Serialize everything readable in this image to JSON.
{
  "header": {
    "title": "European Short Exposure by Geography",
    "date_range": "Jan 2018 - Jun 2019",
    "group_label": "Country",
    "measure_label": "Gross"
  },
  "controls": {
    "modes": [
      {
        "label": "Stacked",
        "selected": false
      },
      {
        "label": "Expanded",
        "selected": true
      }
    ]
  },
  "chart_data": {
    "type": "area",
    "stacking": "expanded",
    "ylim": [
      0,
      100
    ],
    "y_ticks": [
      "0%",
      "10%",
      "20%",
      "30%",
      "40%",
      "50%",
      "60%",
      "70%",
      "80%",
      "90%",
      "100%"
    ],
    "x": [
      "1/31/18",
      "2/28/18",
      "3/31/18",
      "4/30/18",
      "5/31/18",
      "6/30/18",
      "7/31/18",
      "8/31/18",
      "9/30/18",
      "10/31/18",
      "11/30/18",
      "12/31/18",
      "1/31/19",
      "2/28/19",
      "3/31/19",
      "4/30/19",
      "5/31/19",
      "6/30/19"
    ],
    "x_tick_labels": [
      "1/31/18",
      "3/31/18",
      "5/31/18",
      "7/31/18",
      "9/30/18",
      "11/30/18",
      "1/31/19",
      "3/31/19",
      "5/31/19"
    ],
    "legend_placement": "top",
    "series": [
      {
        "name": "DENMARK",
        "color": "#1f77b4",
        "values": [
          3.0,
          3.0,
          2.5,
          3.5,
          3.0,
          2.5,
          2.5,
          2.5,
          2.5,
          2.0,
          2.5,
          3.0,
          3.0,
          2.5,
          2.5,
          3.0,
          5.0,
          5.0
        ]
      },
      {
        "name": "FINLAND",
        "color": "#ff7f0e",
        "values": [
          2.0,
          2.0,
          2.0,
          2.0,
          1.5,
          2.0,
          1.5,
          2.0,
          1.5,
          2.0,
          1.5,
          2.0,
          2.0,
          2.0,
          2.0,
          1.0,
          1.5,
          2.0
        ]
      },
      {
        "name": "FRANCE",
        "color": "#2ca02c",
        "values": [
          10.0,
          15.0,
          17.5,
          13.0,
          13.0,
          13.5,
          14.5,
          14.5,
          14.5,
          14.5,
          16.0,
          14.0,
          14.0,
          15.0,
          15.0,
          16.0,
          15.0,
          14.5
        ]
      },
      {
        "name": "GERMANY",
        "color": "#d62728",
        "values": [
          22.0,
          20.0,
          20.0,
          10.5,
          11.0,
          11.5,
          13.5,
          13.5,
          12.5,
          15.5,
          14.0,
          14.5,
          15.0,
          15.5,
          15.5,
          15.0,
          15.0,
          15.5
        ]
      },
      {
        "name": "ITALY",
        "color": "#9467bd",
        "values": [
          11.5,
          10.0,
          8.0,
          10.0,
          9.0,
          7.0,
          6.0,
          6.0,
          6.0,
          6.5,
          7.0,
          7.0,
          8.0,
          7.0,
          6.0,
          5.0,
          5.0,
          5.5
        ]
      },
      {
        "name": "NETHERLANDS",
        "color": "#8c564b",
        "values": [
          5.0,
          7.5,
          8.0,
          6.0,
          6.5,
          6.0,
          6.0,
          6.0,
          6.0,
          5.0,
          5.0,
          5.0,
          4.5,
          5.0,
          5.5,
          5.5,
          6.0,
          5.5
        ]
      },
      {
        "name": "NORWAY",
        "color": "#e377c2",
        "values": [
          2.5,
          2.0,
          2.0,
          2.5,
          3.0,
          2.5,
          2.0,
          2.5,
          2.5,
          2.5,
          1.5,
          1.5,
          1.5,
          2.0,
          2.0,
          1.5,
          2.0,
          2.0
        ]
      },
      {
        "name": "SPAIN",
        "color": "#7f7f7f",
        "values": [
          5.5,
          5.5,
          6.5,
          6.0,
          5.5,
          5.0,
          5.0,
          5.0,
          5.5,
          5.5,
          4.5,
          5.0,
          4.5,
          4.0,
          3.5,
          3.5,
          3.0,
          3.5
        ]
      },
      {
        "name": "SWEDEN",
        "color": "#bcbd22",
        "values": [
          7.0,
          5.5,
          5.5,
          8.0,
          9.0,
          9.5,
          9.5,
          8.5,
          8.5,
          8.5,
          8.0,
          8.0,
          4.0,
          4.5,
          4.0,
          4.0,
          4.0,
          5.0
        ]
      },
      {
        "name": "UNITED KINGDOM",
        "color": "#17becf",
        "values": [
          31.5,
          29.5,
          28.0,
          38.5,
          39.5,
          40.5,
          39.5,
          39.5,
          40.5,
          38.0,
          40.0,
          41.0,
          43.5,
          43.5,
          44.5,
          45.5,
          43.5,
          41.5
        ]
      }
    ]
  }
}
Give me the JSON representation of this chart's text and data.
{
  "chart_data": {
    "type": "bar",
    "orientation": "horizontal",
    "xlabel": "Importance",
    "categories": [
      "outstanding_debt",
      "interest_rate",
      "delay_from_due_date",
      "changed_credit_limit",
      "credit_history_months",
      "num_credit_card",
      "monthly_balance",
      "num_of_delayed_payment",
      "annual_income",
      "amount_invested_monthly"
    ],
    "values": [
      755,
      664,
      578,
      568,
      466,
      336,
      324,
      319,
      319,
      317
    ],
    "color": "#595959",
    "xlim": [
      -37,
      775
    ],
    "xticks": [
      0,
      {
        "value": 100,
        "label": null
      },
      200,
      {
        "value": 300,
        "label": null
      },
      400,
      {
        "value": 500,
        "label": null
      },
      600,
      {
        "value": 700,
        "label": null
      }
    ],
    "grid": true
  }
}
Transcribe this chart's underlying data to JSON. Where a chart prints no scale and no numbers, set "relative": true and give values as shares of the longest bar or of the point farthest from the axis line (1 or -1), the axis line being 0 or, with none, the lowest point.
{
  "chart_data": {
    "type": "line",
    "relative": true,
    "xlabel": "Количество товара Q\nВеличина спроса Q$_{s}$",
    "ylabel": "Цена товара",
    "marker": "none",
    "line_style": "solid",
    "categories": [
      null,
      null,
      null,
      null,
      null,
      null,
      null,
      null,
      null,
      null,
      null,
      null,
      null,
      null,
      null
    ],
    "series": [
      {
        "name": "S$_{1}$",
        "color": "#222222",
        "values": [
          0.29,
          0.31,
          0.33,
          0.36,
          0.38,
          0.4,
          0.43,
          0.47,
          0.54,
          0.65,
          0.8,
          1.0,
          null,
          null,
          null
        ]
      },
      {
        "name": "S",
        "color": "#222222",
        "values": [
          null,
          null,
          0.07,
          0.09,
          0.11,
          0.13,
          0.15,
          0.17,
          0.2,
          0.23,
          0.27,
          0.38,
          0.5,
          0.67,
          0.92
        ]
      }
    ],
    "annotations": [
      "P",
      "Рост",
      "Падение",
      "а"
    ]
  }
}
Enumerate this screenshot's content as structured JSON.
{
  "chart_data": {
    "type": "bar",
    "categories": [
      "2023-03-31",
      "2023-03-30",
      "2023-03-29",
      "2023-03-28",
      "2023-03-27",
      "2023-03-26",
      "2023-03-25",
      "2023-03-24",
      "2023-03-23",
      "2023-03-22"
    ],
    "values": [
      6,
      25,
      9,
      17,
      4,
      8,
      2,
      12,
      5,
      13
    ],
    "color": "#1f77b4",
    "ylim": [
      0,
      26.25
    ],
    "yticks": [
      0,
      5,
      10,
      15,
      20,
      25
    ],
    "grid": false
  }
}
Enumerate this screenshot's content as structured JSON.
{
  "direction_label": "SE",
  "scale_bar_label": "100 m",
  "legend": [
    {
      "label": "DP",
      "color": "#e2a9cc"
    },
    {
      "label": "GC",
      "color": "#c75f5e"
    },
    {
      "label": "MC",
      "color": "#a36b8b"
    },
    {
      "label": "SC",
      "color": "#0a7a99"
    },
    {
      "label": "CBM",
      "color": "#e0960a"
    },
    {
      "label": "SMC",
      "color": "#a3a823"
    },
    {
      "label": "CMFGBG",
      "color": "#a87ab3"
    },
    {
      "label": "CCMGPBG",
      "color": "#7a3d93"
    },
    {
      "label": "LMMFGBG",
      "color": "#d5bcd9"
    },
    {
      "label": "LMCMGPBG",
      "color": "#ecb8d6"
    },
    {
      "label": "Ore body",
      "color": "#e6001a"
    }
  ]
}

_Objective_
Report each line of the material above where the word "xlabel" appears.

_Exercise result_
    "xlabel": "Importance",
    "xlabel": "Количество товара Q\nВеличина спроса Q$_{s}$",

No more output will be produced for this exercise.